▶ _Records_:
# # # #

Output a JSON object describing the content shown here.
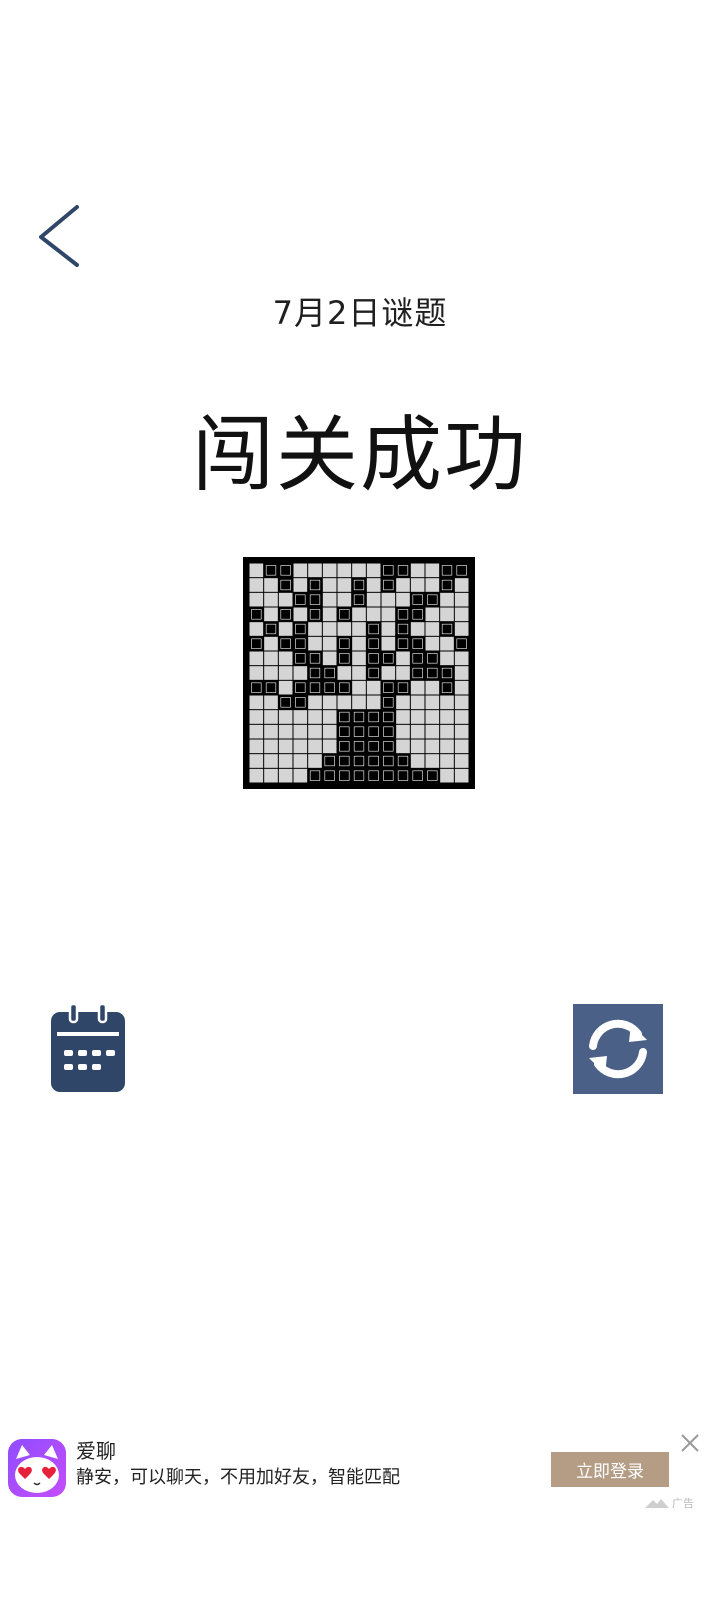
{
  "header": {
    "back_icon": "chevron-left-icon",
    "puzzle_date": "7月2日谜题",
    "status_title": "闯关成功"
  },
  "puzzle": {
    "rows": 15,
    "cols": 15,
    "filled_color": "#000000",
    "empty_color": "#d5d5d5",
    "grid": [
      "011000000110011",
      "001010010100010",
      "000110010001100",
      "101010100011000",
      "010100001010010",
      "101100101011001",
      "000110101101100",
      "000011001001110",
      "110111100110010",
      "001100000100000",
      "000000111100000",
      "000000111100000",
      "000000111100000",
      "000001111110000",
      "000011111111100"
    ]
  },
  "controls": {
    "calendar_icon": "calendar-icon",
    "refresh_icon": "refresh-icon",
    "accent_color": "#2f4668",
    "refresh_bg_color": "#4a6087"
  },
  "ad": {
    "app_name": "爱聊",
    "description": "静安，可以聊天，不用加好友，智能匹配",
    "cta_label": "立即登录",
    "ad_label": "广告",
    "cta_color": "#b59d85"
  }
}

# # # #

Without the images, write out each line of the data verbatim.

Output a JSON object describing the content shown here.
{
  "header": {
    "back_icon": "chevron-left-icon",
    "puzzle_date": "7月2日谜题",
    "status_title": "闯关成功"
  },
  "puzzle": {
    "rows": 15,
    "cols": 15,
    "filled_color": "#000000",
    "empty_color": "#d5d5d5",
    "grid": [
      "011000000110011",
      "001010010100010",
      "000110010001100",
      "101010100011000",
      "010100001010010",
      "101100101011001",
      "000110101101100",
      "000011001001110",
      "110111100110010",
      "001100000100000",
      "000000111100000",
      "000000111100000",
      "000000111100000",
      "000001111110000",
      "000011111111100"
    ]
  },
  "controls": {
    "calendar_icon": "calendar-icon",
    "refresh_icon": "refresh-icon",
    "accent_color": "#2f4668",
    "refresh_bg_color": "#4a6087"
  },
  "ad": {
    "app_name": "爱聊",
    "description": "静安，可以聊天，不用加好友，智能匹配",
    "cta_label": "立即登录",
    "ad_label": "广告",
    "cta_color": "#b59d85"
  }
}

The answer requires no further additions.